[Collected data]
"""
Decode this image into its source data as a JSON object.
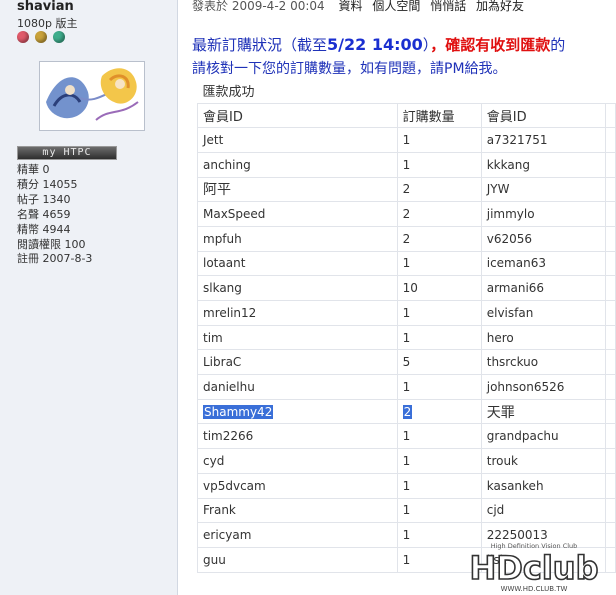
{
  "user": {
    "name": "shavian",
    "title": "1080p 版主",
    "medals": [
      "#e05a6a",
      "#c9a23a",
      "#3fae8d"
    ],
    "badge": "my HTPC",
    "stats": [
      "精華 0",
      "積分 14055",
      "帖子 1340",
      "名聲 4659",
      "精幣 4944",
      "閱讀權限 100",
      "註冊 2007-8-3"
    ]
  },
  "post": {
    "date": "發表於 2009-4-2 00:04",
    "links": [
      "資料",
      "個人空間",
      "悄悄話",
      "加為好友"
    ],
    "msg_prefix": "最新訂購狀況（截至",
    "msg_time": "5/22 14:00",
    "msg_close": "）",
    "msg_red": "，確認有收到匯款",
    "msg_tail": "的",
    "msg_line2": "請核對一下您的訂購數量，如有問題，請PM給我。"
  },
  "table": {
    "caption": "匯款成功",
    "headers": [
      "會員ID",
      "訂購數量",
      "會員ID"
    ],
    "rows": [
      [
        "Jett",
        "1",
        "a7321751"
      ],
      [
        "anching",
        "1",
        "kkkang"
      ],
      [
        "阿平",
        "2",
        "JYW"
      ],
      [
        "MaxSpeed",
        "2",
        "jimmylo"
      ],
      [
        "mpfuh",
        "2",
        "v62056"
      ],
      [
        "lotaant",
        "1",
        "iceman63"
      ],
      [
        "slkang",
        "10",
        "armani66"
      ],
      [
        "mrelin12",
        "1",
        "elvisfan"
      ],
      [
        "tim",
        "1",
        "hero"
      ],
      [
        "LibraC",
        "5",
        "thsrckuo"
      ],
      [
        "danielhu",
        "1",
        "johnson6526"
      ],
      [
        "Shammy42",
        "2",
        "天罪"
      ],
      [
        "tim2266",
        "1",
        "grandpachu"
      ],
      [
        "cyd",
        "1",
        "trouk"
      ],
      [
        "vp5dvcam",
        "1",
        "kasankeh"
      ],
      [
        "Frank",
        "1",
        "cjd"
      ],
      [
        "ericyam",
        "1",
        "22250013"
      ],
      [
        "guu",
        "1",
        "lisk"
      ]
    ]
  },
  "watermark": {
    "tagline": "High Definition Vision Club",
    "logo": "HDclub",
    "site": "WWW.HD.CLUB.TW"
  }
}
"""
Write out the listing above exactly as it stands, pictures excluded.

Expected answer ->
Decode this image into its source data as a JSON object.
{
  "user": {
    "name": "shavian",
    "title": "1080p 版主",
    "medals": [
      "#e05a6a",
      "#c9a23a",
      "#3fae8d"
    ],
    "badge": "my HTPC",
    "stats": [
      "精華 0",
      "積分 14055",
      "帖子 1340",
      "名聲 4659",
      "精幣 4944",
      "閱讀權限 100",
      "註冊 2007-8-3"
    ]
  },
  "post": {
    "date": "發表於 2009-4-2 00:04",
    "links": [
      "資料",
      "個人空間",
      "悄悄話",
      "加為好友"
    ],
    "msg_prefix": "最新訂購狀況（截至",
    "msg_time": "5/22 14:00",
    "msg_close": "）",
    "msg_red": "，確認有收到匯款",
    "msg_tail": "的",
    "msg_line2": "請核對一下您的訂購數量，如有問題，請PM給我。"
  },
  "table": {
    "caption": "匯款成功",
    "headers": [
      "會員ID",
      "訂購數量",
      "會員ID"
    ],
    "rows": [
      [
        "Jett",
        "1",
        "a7321751"
      ],
      [
        "anching",
        "1",
        "kkkang"
      ],
      [
        "阿平",
        "2",
        "JYW"
      ],
      [
        "MaxSpeed",
        "2",
        "jimmylo"
      ],
      [
        "mpfuh",
        "2",
        "v62056"
      ],
      [
        "lotaant",
        "1",
        "iceman63"
      ],
      [
        "slkang",
        "10",
        "armani66"
      ],
      [
        "mrelin12",
        "1",
        "elvisfan"
      ],
      [
        "tim",
        "1",
        "hero"
      ],
      [
        "LibraC",
        "5",
        "thsrckuo"
      ],
      [
        "danielhu",
        "1",
        "johnson6526"
      ],
      [
        "Shammy42",
        "2",
        "天罪"
      ],
      [
        "tim2266",
        "1",
        "grandpachu"
      ],
      [
        "cyd",
        "1",
        "trouk"
      ],
      [
        "vp5dvcam",
        "1",
        "kasankeh"
      ],
      [
        "Frank",
        "1",
        "cjd"
      ],
      [
        "ericyam",
        "1",
        "22250013"
      ],
      [
        "guu",
        "1",
        "lisk"
      ]
    ]
  },
  "watermark": {
    "tagline": "High Definition Vision Club",
    "logo": "HDclub",
    "site": "WWW.HD.CLUB.TW"
  }
}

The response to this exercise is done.